Items from a dataset:
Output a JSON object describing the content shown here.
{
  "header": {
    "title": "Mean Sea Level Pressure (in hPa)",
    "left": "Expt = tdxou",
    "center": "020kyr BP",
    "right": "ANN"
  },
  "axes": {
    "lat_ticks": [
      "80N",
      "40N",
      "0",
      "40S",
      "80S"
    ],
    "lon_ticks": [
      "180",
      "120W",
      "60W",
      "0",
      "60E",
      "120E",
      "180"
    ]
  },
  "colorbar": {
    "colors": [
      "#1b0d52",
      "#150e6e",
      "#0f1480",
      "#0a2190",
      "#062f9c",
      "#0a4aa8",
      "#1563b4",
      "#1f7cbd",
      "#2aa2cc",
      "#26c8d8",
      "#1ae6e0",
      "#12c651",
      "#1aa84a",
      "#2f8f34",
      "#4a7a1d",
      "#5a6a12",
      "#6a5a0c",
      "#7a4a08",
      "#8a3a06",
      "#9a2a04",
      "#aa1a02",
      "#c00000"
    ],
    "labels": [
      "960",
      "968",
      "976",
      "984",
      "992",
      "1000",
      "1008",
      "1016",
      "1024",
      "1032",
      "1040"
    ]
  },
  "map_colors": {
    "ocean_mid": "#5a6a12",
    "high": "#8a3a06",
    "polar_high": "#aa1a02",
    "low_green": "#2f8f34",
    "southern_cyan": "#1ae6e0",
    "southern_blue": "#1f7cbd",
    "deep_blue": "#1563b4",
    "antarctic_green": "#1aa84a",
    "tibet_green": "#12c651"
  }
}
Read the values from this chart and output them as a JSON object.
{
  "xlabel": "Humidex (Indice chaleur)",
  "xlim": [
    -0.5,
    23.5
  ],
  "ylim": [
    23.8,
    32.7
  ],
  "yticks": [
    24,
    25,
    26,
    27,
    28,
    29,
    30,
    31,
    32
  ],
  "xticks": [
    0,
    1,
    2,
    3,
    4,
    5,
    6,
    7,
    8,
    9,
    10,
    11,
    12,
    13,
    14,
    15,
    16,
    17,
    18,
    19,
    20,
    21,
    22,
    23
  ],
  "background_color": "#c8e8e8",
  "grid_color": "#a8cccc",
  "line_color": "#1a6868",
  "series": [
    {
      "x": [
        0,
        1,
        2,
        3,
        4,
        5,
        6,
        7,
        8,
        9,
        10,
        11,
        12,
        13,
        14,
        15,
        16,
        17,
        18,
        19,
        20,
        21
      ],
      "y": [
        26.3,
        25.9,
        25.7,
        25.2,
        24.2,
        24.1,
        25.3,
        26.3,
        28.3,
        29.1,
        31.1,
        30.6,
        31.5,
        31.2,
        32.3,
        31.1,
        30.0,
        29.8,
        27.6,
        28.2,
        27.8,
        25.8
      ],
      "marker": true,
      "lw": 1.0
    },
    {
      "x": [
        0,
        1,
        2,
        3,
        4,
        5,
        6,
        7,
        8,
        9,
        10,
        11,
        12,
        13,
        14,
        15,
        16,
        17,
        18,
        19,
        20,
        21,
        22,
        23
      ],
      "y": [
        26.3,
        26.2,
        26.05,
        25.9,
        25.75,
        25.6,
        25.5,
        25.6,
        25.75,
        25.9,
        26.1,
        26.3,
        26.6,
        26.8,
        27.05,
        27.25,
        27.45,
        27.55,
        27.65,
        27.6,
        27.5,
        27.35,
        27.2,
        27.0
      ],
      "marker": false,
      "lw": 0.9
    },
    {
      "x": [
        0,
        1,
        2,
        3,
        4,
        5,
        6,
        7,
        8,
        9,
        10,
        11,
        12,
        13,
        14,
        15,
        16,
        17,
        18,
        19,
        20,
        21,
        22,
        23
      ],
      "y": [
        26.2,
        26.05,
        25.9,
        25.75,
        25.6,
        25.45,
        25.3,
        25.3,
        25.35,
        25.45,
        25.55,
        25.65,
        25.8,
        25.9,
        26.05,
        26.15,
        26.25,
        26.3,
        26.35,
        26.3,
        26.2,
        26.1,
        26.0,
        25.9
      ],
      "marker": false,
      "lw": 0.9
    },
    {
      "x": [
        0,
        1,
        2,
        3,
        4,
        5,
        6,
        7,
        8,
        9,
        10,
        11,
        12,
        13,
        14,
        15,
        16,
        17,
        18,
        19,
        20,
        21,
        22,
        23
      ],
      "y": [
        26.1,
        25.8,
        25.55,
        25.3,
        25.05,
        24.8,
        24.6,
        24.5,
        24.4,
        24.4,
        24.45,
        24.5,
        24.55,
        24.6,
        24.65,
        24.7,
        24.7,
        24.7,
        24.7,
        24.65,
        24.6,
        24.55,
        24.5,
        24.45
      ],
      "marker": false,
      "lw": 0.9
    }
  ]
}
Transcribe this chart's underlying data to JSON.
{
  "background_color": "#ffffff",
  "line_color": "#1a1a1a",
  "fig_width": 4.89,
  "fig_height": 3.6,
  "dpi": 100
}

Directive: Copy out each line above, character for character.

Expected answer:
Output a JSON object describing the content shown here.
{
  "header": {
    "title": "Mean Sea Level Pressure (in hPa)",
    "left": "Expt = tdxou",
    "center": "020kyr BP",
    "right": "ANN"
  },
  "axes": {
    "lat_ticks": [
      "80N",
      "40N",
      "0",
      "40S",
      "80S"
    ],
    "lon_ticks": [
      "180",
      "120W",
      "60W",
      "0",
      "60E",
      "120E",
      "180"
    ]
  },
  "colorbar": {
    "colors": [
      "#1b0d52",
      "#150e6e",
      "#0f1480",
      "#0a2190",
      "#062f9c",
      "#0a4aa8",
      "#1563b4",
      "#1f7cbd",
      "#2aa2cc",
      "#26c8d8",
      "#1ae6e0",
      "#12c651",
      "#1aa84a",
      "#2f8f34",
      "#4a7a1d",
      "#5a6a12",
      "#6a5a0c",
      "#7a4a08",
      "#8a3a06",
      "#9a2a04",
      "#aa1a02",
      "#c00000"
    ],
    "labels": [
      "960",
      "968",
      "976",
      "984",
      "992",
      "1000",
      "1008",
      "1016",
      "1024",
      "1032",
      "1040"
    ]
  },
  "map_colors": {
    "ocean_mid": "#5a6a12",
    "high": "#8a3a06",
    "polar_high": "#aa1a02",
    "low_green": "#2f8f34",
    "southern_cyan": "#1ae6e0",
    "southern_blue": "#1f7cbd",
    "deep_blue": "#1563b4",
    "antarctic_green": "#1aa84a",
    "tibet_green": "#12c651"
  }
}
Read the values from this chart and output them as a JSON object.
{
  "xlabel": "Humidex (Indice chaleur)",
  "xlim": [
    -0.5,
    23.5
  ],
  "ylim": [
    23.8,
    32.7
  ],
  "yticks": [
    24,
    25,
    26,
    27,
    28,
    29,
    30,
    31,
    32
  ],
  "xticks": [
    0,
    1,
    2,
    3,
    4,
    5,
    6,
    7,
    8,
    9,
    10,
    11,
    12,
    13,
    14,
    15,
    16,
    17,
    18,
    19,
    20,
    21,
    22,
    23
  ],
  "background_color": "#c8e8e8",
  "grid_color": "#a8cccc",
  "line_color": "#1a6868",
  "series": [
    {
      "x": [
        0,
        1,
        2,
        3,
        4,
        5,
        6,
        7,
        8,
        9,
        10,
        11,
        12,
        13,
        14,
        15,
        16,
        17,
        18,
        19,
        20,
        21
      ],
      "y": [
        26.3,
        25.9,
        25.7,
        25.2,
        24.2,
        24.1,
        25.3,
        26.3,
        28.3,
        29.1,
        31.1,
        30.6,
        31.5,
        31.2,
        32.3,
        31.1,
        30.0,
        29.8,
        27.6,
        28.2,
        27.8,
        25.8
      ],
      "marker": true,
      "lw": 1.0
    },
    {
      "x": [
        0,
        1,
        2,
        3,
        4,
        5,
        6,
        7,
        8,
        9,
        10,
        11,
        12,
        13,
        14,
        15,
        16,
        17,
        18,
        19,
        20,
        21,
        22,
        23
      ],
      "y": [
        26.3,
        26.2,
        26.05,
        25.9,
        25.75,
        25.6,
        25.5,
        25.6,
        25.75,
        25.9,
        26.1,
        26.3,
        26.6,
        26.8,
        27.05,
        27.25,
        27.45,
        27.55,
        27.65,
        27.6,
        27.5,
        27.35,
        27.2,
        27.0
      ],
      "marker": false,
      "lw": 0.9
    },
    {
      "x": [
        0,
        1,
        2,
        3,
        4,
        5,
        6,
        7,
        8,
        9,
        10,
        11,
        12,
        13,
        14,
        15,
        16,
        17,
        18,
        19,
        20,
        21,
        22,
        23
      ],
      "y": [
        26.2,
        26.05,
        25.9,
        25.75,
        25.6,
        25.45,
        25.3,
        25.3,
        25.35,
        25.45,
        25.55,
        25.65,
        25.8,
        25.9,
        26.05,
        26.15,
        26.25,
        26.3,
        26.35,
        26.3,
        26.2,
        26.1,
        26.0,
        25.9
      ],
      "marker": false,
      "lw": 0.9
    },
    {
      "x": [
        0,
        1,
        2,
        3,
        4,
        5,
        6,
        7,
        8,
        9,
        10,
        11,
        12,
        13,
        14,
        15,
        16,
        17,
        18,
        19,
        20,
        21,
        22,
        23
      ],
      "y": [
        26.1,
        25.8,
        25.55,
        25.3,
        25.05,
        24.8,
        24.6,
        24.5,
        24.4,
        24.4,
        24.45,
        24.5,
        24.55,
        24.6,
        24.65,
        24.7,
        24.7,
        24.7,
        24.7,
        24.65,
        24.6,
        24.55,
        24.5,
        24.45
      ],
      "marker": false,
      "lw": 0.9
    }
  ]
}
Transcribe this chart's underlying data to JSON.
{
  "background_color": "#ffffff",
  "line_color": "#1a1a1a",
  "fig_width": 4.89,
  "fig_height": 3.6,
  "dpi": 100
}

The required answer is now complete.